**REQUIRED TASK:** Pull every line of the entries that has the word "title".

>> begin SUPPLIED RECORDS

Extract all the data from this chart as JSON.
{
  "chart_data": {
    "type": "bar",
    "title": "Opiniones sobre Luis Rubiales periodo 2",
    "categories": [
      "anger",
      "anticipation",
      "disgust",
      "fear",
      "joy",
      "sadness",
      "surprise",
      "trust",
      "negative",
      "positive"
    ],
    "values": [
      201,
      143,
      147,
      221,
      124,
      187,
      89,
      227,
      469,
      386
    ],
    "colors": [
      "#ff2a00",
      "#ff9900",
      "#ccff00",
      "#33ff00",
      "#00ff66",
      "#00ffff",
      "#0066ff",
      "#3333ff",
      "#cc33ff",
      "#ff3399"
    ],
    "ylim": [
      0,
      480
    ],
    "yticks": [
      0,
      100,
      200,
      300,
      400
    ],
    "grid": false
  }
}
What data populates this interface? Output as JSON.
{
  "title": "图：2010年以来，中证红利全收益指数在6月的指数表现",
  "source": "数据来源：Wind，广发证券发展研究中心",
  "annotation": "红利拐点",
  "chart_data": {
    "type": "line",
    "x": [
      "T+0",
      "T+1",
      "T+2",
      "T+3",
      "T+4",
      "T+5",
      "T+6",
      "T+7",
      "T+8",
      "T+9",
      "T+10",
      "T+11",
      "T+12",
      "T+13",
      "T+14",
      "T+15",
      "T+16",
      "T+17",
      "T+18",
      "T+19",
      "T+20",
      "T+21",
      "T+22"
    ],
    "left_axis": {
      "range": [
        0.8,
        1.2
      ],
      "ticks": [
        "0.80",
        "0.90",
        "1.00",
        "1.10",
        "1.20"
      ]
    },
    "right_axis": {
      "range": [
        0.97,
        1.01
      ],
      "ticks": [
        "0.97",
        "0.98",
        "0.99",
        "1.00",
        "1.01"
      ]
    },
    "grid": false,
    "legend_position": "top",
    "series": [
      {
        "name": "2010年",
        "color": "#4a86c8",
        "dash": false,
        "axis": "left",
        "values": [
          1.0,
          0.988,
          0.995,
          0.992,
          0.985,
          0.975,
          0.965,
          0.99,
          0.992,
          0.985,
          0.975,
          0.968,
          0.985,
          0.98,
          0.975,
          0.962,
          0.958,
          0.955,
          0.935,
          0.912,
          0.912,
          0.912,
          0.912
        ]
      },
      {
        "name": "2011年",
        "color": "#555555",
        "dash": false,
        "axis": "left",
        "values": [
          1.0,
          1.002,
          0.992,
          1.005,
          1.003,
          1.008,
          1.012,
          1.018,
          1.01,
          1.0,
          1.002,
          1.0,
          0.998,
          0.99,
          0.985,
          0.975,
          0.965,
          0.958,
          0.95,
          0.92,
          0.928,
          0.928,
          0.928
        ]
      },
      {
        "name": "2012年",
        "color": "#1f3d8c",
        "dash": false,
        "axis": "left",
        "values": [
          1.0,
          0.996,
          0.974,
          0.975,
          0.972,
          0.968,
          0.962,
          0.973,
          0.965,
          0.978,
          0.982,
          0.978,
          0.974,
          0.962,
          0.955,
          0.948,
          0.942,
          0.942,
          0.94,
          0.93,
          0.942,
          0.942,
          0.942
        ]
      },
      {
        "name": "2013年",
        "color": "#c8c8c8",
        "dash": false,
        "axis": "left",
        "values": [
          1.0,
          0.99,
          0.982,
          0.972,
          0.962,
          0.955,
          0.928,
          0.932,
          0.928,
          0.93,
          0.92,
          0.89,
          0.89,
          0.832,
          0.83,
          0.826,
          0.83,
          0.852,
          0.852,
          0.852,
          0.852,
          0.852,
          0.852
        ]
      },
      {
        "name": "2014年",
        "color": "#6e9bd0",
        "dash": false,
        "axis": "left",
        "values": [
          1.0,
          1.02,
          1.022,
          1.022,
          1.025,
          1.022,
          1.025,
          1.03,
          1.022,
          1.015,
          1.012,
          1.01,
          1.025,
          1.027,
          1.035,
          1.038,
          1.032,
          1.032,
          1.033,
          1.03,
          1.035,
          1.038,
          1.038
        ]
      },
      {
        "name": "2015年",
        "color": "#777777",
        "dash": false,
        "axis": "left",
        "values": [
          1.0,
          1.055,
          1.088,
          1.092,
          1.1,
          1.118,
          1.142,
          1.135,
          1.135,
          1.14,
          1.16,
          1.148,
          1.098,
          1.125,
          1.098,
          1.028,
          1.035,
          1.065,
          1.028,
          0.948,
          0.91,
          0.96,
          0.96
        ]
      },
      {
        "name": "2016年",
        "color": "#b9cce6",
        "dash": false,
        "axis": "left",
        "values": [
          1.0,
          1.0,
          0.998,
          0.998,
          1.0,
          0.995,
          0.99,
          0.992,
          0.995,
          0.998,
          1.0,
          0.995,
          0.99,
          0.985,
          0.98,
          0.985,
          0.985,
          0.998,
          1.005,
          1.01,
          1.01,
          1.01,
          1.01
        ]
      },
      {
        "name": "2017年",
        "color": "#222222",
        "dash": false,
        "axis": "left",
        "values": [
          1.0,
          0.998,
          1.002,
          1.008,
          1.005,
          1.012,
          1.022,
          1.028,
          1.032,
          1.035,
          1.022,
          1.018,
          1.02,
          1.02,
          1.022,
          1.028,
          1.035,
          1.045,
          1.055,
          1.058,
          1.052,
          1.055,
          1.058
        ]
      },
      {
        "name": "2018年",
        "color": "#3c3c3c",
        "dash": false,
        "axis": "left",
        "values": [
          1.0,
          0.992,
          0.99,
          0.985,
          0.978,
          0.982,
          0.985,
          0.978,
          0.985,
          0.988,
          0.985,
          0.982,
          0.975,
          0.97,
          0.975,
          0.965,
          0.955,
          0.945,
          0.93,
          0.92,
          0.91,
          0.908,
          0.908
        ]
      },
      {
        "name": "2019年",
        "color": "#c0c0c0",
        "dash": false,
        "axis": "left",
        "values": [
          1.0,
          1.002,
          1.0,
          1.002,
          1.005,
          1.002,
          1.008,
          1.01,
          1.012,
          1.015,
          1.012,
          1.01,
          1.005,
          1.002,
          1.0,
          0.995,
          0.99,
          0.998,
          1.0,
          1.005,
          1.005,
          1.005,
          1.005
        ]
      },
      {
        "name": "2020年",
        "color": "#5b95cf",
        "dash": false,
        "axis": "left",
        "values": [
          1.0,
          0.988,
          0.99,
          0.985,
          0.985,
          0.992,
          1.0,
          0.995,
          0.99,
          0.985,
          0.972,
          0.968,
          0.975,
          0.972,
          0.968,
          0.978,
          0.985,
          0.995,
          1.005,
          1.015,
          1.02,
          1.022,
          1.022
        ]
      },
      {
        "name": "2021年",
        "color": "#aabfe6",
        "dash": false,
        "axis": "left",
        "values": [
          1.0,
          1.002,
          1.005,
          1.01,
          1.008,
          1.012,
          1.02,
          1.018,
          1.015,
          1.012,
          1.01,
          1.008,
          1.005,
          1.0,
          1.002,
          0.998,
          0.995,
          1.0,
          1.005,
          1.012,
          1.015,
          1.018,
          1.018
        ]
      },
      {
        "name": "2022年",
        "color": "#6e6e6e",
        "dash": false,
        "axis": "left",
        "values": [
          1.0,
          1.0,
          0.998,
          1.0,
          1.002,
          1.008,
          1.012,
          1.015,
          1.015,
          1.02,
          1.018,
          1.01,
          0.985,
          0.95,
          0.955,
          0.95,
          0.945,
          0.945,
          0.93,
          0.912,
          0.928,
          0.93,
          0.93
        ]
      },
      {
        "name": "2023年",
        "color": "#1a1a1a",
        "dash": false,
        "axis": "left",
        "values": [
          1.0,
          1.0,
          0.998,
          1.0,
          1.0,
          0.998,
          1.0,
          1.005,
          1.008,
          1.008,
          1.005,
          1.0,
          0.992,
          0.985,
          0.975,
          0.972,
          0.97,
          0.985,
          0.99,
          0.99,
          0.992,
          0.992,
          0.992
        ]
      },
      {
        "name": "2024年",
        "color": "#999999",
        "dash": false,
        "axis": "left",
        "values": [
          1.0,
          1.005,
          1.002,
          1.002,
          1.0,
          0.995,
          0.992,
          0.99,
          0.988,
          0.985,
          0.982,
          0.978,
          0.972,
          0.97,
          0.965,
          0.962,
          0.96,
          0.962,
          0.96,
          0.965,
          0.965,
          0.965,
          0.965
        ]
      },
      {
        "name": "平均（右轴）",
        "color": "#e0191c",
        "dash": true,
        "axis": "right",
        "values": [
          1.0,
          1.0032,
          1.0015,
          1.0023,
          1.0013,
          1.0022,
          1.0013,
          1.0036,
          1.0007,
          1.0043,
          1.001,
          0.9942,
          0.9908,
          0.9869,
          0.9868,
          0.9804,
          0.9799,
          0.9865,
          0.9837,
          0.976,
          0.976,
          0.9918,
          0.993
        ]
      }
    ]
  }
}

>> end SUPPLIED RECORDS

**FINISHED ANSWER:**
    "title": "Opiniones sobre Luis Rubiales periodo 2",
  "title": "图：2010年以来，中证红利全收益指数在6月的指数表现",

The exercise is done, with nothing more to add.